(Data listing)
/---
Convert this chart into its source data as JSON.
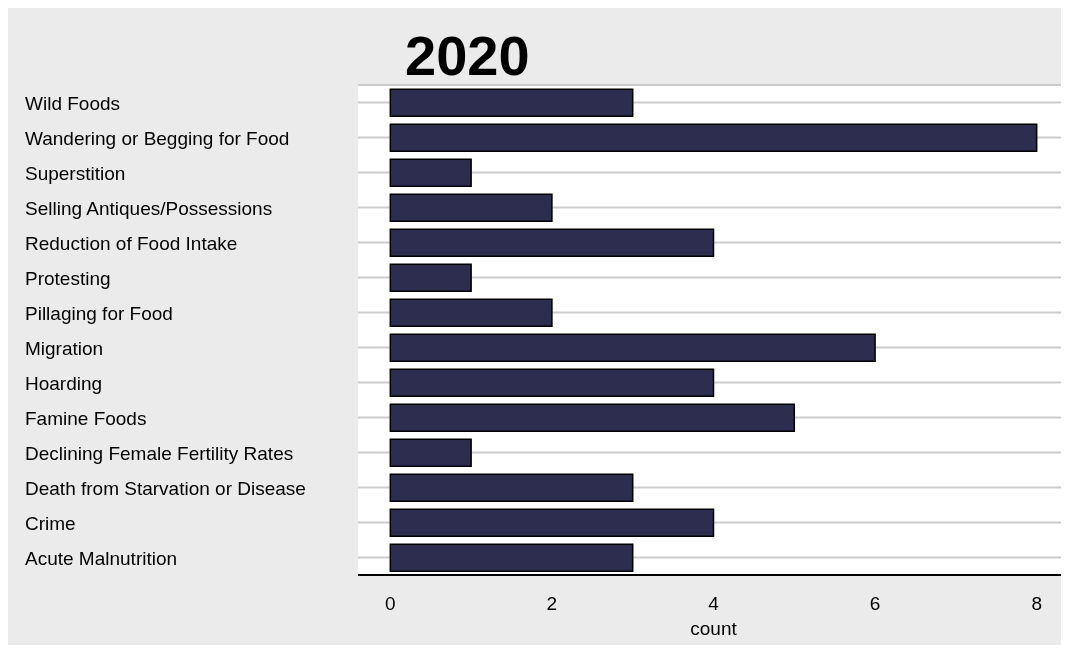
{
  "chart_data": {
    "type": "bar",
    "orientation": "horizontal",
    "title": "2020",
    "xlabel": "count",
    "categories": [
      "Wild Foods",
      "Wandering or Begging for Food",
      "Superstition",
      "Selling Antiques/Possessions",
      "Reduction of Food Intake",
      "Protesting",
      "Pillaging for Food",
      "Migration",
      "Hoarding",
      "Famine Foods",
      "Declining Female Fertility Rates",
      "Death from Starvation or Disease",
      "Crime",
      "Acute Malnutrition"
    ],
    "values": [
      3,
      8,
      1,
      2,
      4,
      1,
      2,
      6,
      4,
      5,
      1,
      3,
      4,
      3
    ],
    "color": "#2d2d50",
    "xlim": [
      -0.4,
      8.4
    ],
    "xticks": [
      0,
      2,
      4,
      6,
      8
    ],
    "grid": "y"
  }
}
\---
**Work to complete**
All of the entries need to be transcribed word for word; pictures are left out.

**Exercise output**
Convert this chart into its source data as JSON.
{
  "chart_data": {
    "type": "bar",
    "orientation": "horizontal",
    "title": "2020",
    "xlabel": "count",
    "categories": [
      "Wild Foods",
      "Wandering or Begging for Food",
      "Superstition",
      "Selling Antiques/Possessions",
      "Reduction of Food Intake",
      "Protesting",
      "Pillaging for Food",
      "Migration",
      "Hoarding",
      "Famine Foods",
      "Declining Female Fertility Rates",
      "Death from Starvation or Disease",
      "Crime",
      "Acute Malnutrition"
    ],
    "values": [
      3,
      8,
      1,
      2,
      4,
      1,
      2,
      6,
      4,
      5,
      1,
      3,
      4,
      3
    ],
    "color": "#2d2d50",
    "xlim": [
      -0.4,
      8.4
    ],
    "xticks": [
      0,
      2,
      4,
      6,
      8
    ],
    "grid": "y"
  }
}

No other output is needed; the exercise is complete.